# [What is being asked]
Write out all the data again, exactly as it stands.

# [Record set]
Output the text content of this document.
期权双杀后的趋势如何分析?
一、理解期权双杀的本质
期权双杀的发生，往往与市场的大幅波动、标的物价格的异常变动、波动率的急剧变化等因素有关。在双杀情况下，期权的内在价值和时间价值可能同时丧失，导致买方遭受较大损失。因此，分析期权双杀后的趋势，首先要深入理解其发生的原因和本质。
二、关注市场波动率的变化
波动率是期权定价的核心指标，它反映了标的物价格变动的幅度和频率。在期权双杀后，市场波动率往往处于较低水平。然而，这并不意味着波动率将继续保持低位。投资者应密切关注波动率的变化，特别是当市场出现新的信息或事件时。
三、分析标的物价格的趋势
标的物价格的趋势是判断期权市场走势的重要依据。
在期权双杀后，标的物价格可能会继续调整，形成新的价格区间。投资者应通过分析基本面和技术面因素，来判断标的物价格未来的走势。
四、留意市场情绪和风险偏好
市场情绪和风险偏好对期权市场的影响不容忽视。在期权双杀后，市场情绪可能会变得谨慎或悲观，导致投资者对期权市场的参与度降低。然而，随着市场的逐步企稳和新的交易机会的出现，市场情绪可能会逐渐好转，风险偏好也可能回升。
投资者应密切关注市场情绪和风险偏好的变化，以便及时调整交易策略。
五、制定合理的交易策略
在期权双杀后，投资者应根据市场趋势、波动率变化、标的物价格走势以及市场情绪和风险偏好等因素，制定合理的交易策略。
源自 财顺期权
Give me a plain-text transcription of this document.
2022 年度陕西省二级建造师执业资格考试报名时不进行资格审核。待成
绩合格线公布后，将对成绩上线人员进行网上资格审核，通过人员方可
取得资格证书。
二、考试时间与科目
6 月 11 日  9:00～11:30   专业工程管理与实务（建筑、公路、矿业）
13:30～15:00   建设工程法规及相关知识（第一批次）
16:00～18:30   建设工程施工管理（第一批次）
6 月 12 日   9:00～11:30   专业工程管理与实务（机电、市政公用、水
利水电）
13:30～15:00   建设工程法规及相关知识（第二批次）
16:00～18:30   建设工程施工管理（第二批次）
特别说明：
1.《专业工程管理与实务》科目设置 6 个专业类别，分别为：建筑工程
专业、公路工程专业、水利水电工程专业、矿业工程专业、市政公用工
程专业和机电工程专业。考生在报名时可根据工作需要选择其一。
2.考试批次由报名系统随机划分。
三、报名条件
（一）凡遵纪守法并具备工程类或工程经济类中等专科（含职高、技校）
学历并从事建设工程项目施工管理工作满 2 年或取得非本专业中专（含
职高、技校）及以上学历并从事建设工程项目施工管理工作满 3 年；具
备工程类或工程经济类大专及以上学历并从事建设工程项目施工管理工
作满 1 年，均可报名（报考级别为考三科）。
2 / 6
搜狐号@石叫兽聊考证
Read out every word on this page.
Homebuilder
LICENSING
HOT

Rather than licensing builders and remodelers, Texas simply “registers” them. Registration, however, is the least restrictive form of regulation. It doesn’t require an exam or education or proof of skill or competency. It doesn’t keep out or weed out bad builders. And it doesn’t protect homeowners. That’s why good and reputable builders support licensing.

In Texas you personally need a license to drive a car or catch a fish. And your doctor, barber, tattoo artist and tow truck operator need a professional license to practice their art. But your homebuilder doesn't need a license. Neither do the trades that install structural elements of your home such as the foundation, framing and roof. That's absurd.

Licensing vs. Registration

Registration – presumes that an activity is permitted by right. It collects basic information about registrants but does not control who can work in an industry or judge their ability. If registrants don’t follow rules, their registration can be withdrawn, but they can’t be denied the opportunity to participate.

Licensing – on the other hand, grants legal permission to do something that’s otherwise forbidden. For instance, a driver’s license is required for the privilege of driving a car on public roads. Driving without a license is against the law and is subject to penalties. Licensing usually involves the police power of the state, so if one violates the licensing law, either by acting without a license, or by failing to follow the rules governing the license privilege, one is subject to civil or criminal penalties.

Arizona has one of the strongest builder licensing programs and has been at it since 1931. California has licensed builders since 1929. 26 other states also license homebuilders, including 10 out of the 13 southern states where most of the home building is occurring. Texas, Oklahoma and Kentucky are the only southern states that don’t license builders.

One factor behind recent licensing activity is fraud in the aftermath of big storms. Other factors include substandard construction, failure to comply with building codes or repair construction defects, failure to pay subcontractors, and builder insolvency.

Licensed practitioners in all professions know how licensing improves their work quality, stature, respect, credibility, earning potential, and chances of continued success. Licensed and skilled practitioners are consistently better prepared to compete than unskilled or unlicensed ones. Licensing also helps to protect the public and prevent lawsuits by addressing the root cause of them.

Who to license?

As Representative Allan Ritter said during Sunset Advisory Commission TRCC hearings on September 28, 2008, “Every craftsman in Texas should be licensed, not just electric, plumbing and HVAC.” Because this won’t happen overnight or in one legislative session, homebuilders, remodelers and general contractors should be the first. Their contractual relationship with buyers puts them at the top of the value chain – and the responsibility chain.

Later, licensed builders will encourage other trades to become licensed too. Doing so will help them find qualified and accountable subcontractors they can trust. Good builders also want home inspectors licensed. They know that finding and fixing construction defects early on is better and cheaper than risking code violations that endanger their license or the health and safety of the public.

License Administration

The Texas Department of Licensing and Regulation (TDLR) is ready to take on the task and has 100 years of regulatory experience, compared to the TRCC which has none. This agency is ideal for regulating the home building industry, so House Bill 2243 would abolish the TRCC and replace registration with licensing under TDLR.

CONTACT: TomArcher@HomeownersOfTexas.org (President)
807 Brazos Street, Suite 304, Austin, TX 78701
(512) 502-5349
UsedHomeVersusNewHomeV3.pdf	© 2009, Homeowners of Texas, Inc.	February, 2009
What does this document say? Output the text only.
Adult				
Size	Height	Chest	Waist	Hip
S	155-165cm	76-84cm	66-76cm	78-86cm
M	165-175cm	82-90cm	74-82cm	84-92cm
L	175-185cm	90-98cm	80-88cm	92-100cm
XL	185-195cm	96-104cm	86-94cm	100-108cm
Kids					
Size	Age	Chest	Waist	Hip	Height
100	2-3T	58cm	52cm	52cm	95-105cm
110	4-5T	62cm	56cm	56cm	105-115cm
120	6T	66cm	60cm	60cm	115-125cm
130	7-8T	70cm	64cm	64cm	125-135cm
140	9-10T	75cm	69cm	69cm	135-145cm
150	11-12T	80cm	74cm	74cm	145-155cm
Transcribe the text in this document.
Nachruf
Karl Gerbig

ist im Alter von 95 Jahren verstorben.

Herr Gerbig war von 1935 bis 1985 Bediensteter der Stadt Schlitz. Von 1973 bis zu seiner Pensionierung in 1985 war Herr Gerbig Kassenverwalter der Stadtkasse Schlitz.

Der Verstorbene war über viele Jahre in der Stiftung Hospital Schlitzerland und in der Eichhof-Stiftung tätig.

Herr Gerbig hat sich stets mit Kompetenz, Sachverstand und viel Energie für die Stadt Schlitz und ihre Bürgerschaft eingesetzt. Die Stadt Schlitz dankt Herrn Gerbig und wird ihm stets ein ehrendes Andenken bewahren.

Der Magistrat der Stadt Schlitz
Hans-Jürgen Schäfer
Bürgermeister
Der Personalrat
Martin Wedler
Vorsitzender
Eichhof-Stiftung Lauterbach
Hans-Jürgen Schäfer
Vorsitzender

# [Answer for the task]
Output the text content of this document.
期权双杀后的趋势如何分析?
一、理解期权双杀的本质
期权双杀的发生，往往与市场的大幅波动、标的物价格的异常变动、波动率的急剧变化等因素有关。在双杀情况下，期权的内在价值和时间价值可能同时丧失，导致买方遭受较大损失。因此，分析期权双杀后的趋势，首先要深入理解其发生的原因和本质。
二、关注市场波动率的变化
波动率是期权定价的核心指标，它反映了标的物价格变动的幅度和频率。在期权双杀后，市场波动率往往处于较低水平。然而，这并不意味着波动率将继续保持低位。投资者应密切关注波动率的变化，特别是当市场出现新的信息或事件时。
三、分析标的物价格的趋势
标的物价格的趋势是判断期权市场走势的重要依据。
在期权双杀后，标的物价格可能会继续调整，形成新的价格区间。投资者应通过分析基本面和技术面因素，来判断标的物价格未来的走势。
四、留意市场情绪和风险偏好
市场情绪和风险偏好对期权市场的影响不容忽视。在期权双杀后，市场情绪可能会变得谨慎或悲观，导致投资者对期权市场的参与度降低。然而，随着市场的逐步企稳和新的交易机会的出现，市场情绪可能会逐渐好转，风险偏好也可能回升。
投资者应密切关注市场情绪和风险偏好的变化，以便及时调整交易策略。
五、制定合理的交易策略
在期权双杀后，投资者应根据市场趋势、波动率变化、标的物价格走势以及市场情绪和风险偏好等因素，制定合理的交易策略。
源自 财顺期权
Give me a plain-text transcription of this document.
2022 年度陕西省二级建造师执业资格考试报名时不进行资格审核。待成
绩合格线公布后，将对成绩上线人员进行网上资格审核，通过人员方可
取得资格证书。
二、考试时间与科目
6 月 11 日  9:00～11:30   专业工程管理与实务（建筑、公路、矿业）
13:30～15:00   建设工程法规及相关知识（第一批次）
16:00～18:30   建设工程施工管理（第一批次）
6 月 12 日   9:00～11:30   专业工程管理与实务（机电、市政公用、水
利水电）
13:30～15:00   建设工程法规及相关知识（第二批次）
16:00～18:30   建设工程施工管理（第二批次）
特别说明：
1.《专业工程管理与实务》科目设置 6 个专业类别，分别为：建筑工程
专业、公路工程专业、水利水电工程专业、矿业工程专业、市政公用工
程专业和机电工程专业。考生在报名时可根据工作需要选择其一。
2.考试批次由报名系统随机划分。
三、报名条件
（一）凡遵纪守法并具备工程类或工程经济类中等专科（含职高、技校）
学历并从事建设工程项目施工管理工作满 2 年或取得非本专业中专（含
职高、技校）及以上学历并从事建设工程项目施工管理工作满 3 年；具
备工程类或工程经济类大专及以上学历并从事建设工程项目施工管理工
作满 1 年，均可报名（报考级别为考三科）。
2 / 6
搜狐号@石叫兽聊考证
Read out every word on this page.
Homebuilder
LICENSING
HOT

Rather than licensing builders and remodelers, Texas simply “registers” them. Registration, however, is the least restrictive form of regulation. It doesn’t require an exam or education or proof of skill or competency. It doesn’t keep out or weed out bad builders. And it doesn’t protect homeowners. That’s why good and reputable builders support licensing.

In Texas you personally need a license to drive a car or catch a fish. And your doctor, barber, tattoo artist and tow truck operator need a professional license to practice their art. But your homebuilder doesn't need a license. Neither do the trades that install structural elements of your home such as the foundation, framing and roof. That's absurd.

Licensing vs. Registration

Registration – presumes that an activity is permitted by right. It collects basic information about registrants but does not control who can work in an industry or judge their ability. If registrants don’t follow rules, their registration can be withdrawn, but they can’t be denied the opportunity to participate.

Licensing – on the other hand, grants legal permission to do something that’s otherwise forbidden. For instance, a driver’s license is required for the privilege of driving a car on public roads. Driving without a license is against the law and is subject to penalties. Licensing usually involves the police power of the state, so if one violates the licensing law, either by acting without a license, or by failing to follow the rules governing the license privilege, one is subject to civil or criminal penalties.

Arizona has one of the strongest builder licensing programs and has been at it since 1931. California has licensed builders since 1929. 26 other states also license homebuilders, including 10 out of the 13 southern states where most of the home building is occurring. Texas, Oklahoma and Kentucky are the only southern states that don’t license builders.

One factor behind recent licensing activity is fraud in the aftermath of big storms. Other factors include substandard construction, failure to comply with building codes or repair construction defects, failure to pay subcontractors, and builder insolvency.

Licensed practitioners in all professions know how licensing improves their work quality, stature, respect, credibility, earning potential, and chances of continued success. Licensed and skilled practitioners are consistently better prepared to compete than unskilled or unlicensed ones. Licensing also helps to protect the public and prevent lawsuits by addressing the root cause of them.

Who to license?

As Representative Allan Ritter said during Sunset Advisory Commission TRCC hearings on September 28, 2008, “Every craftsman in Texas should be licensed, not just electric, plumbing and HVAC.” Because this won’t happen overnight or in one legislative session, homebuilders, remodelers and general contractors should be the first. Their contractual relationship with buyers puts them at the top of the value chain – and the responsibility chain.

Later, licensed builders will encourage other trades to become licensed too. Doing so will help them find qualified and accountable subcontractors they can trust. Good builders also want home inspectors licensed. They know that finding and fixing construction defects early on is better and cheaper than risking code violations that endanger their license or the health and safety of the public.

License Administration

The Texas Department of Licensing and Regulation (TDLR) is ready to take on the task and has 100 years of regulatory experience, compared to the TRCC which has none. This agency is ideal for regulating the home building industry, so House Bill 2243 would abolish the TRCC and replace registration with licensing under TDLR.

CONTACT: TomArcher@HomeownersOfTexas.org (President)
807 Brazos Street, Suite 304, Austin, TX 78701
(512) 502-5349
UsedHomeVersusNewHomeV3.pdf	© 2009, Homeowners of Texas, Inc.	February, 2009
What does this document say? Output the text only.
Adult				
Size	Height	Chest	Waist	Hip
S	155-165cm	76-84cm	66-76cm	78-86cm
M	165-175cm	82-90cm	74-82cm	84-92cm
L	175-185cm	90-98cm	80-88cm	92-100cm
XL	185-195cm	96-104cm	86-94cm	100-108cm
Kids					
Size	Age	Chest	Waist	Hip	Height
100	2-3T	58cm	52cm	52cm	95-105cm
110	4-5T	62cm	56cm	56cm	105-115cm
120	6T	66cm	60cm	60cm	115-125cm
130	7-8T	70cm	64cm	64cm	125-135cm
140	9-10T	75cm	69cm	69cm	135-145cm
150	11-12T	80cm	74cm	74cm	145-155cm
Transcribe the text in this document.
Nachruf
Karl Gerbig

ist im Alter von 95 Jahren verstorben.

Herr Gerbig war von 1935 bis 1985 Bediensteter der Stadt Schlitz. Von 1973 bis zu seiner Pensionierung in 1985 war Herr Gerbig Kassenverwalter der Stadtkasse Schlitz.

Der Verstorbene war über viele Jahre in der Stiftung Hospital Schlitzerland und in der Eichhof-Stiftung tätig.

Herr Gerbig hat sich stets mit Kompetenz, Sachverstand und viel Energie für die Stadt Schlitz und ihre Bürgerschaft eingesetzt. Die Stadt Schlitz dankt Herrn Gerbig und wird ihm stets ein ehrendes Andenken bewahren.

Der Magistrat der Stadt Schlitz
Hans-Jürgen Schäfer
Bürgermeister
Der Personalrat
Martin Wedler
Vorsitzender
Eichhof-Stiftung Lauterbach
Hans-Jürgen Schäfer
Vorsitzender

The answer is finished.